| Data extracted from a collection |
▬▬▬▬▬▬▬▬▬▬

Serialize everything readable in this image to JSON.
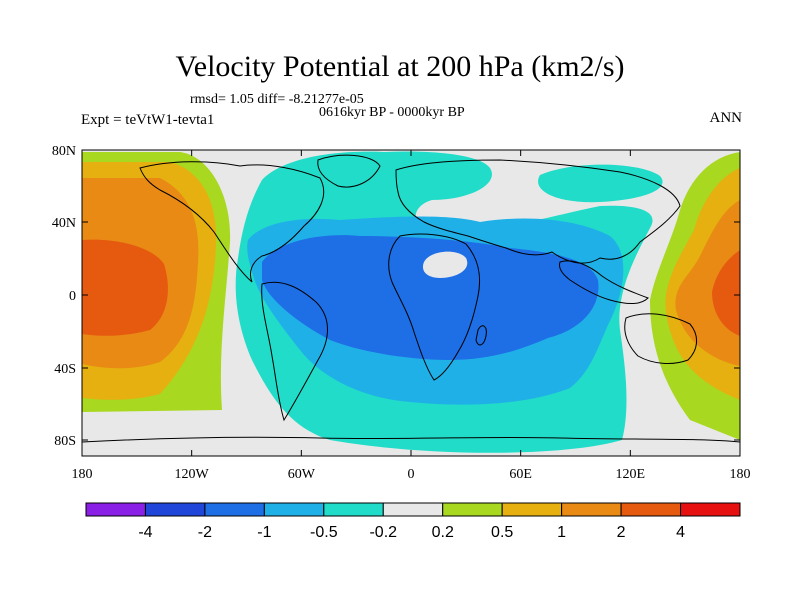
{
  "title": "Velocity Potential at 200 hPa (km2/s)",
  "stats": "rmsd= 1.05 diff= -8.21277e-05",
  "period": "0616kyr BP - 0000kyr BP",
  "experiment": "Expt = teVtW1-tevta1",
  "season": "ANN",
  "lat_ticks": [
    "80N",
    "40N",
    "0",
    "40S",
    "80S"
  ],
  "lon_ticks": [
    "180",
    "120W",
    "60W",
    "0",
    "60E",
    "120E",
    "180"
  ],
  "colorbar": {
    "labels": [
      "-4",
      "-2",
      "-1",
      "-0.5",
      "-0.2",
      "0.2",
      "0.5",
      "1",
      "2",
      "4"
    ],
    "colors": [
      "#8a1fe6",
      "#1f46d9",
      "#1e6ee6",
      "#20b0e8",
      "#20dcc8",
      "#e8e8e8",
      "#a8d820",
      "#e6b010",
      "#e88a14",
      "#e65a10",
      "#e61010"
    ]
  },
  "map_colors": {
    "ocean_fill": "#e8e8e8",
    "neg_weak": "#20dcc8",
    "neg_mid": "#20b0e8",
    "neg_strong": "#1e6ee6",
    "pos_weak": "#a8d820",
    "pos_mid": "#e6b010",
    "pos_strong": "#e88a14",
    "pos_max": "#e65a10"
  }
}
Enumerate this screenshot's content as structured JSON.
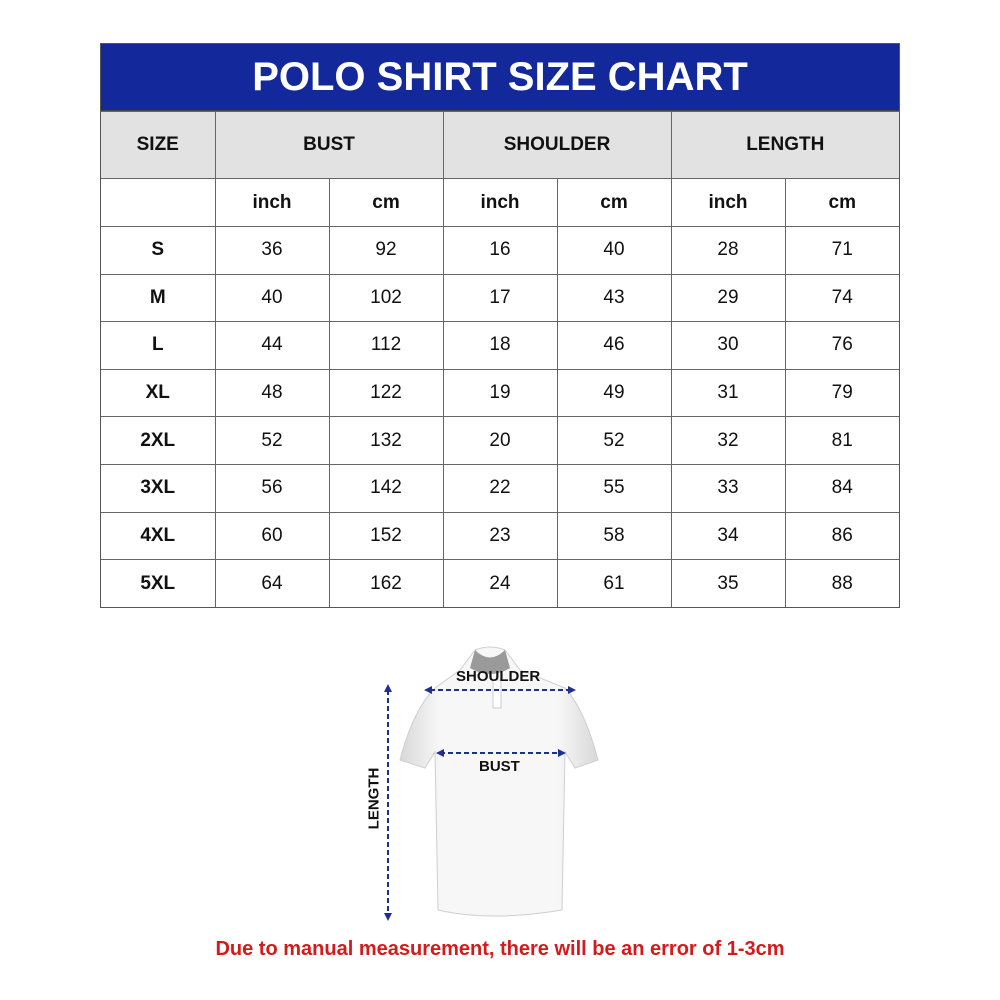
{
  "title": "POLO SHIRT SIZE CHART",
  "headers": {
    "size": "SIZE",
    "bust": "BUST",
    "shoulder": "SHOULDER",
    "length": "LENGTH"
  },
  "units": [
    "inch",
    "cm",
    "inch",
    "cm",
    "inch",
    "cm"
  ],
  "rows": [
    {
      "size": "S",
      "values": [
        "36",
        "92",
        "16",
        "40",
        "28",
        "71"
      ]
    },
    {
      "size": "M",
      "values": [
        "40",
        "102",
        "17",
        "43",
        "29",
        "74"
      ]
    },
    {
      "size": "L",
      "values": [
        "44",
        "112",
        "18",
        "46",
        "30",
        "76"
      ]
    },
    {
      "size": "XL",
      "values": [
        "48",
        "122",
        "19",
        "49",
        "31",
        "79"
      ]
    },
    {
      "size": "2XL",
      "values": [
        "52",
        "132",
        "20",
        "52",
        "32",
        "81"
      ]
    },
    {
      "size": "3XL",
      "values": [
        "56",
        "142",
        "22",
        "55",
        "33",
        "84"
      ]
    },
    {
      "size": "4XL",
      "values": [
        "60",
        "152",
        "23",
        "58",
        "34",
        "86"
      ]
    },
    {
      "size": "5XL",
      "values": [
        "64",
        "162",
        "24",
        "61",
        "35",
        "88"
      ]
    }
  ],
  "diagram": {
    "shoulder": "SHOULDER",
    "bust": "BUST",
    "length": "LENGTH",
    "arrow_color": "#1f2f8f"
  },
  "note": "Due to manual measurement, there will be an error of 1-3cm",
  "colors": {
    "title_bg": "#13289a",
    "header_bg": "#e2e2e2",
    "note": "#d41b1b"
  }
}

▬▬▬▬▬▬▬▬▬▬

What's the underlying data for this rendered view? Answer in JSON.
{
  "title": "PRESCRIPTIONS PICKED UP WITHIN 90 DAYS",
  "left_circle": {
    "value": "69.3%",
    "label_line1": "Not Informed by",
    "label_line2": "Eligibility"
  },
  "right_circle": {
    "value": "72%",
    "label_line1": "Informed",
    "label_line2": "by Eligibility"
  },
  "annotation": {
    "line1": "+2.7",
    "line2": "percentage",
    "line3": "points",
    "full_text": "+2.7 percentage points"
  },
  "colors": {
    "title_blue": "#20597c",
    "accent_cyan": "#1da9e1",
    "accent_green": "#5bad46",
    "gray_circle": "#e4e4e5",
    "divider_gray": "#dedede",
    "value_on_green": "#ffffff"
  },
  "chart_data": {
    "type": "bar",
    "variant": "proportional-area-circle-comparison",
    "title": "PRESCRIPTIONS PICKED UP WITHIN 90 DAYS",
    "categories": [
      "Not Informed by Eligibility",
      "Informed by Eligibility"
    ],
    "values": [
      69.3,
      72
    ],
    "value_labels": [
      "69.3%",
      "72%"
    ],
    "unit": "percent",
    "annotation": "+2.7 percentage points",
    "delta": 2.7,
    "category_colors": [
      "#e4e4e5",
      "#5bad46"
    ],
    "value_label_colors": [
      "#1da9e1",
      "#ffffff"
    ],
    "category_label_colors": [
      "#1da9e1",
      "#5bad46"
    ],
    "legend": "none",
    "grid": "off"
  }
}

▬▬▬▬▬▬▬▬▬▬

| Stated goal |
Return the number of lines that include the word "Informed", and nothing else.

| Worked solution |
4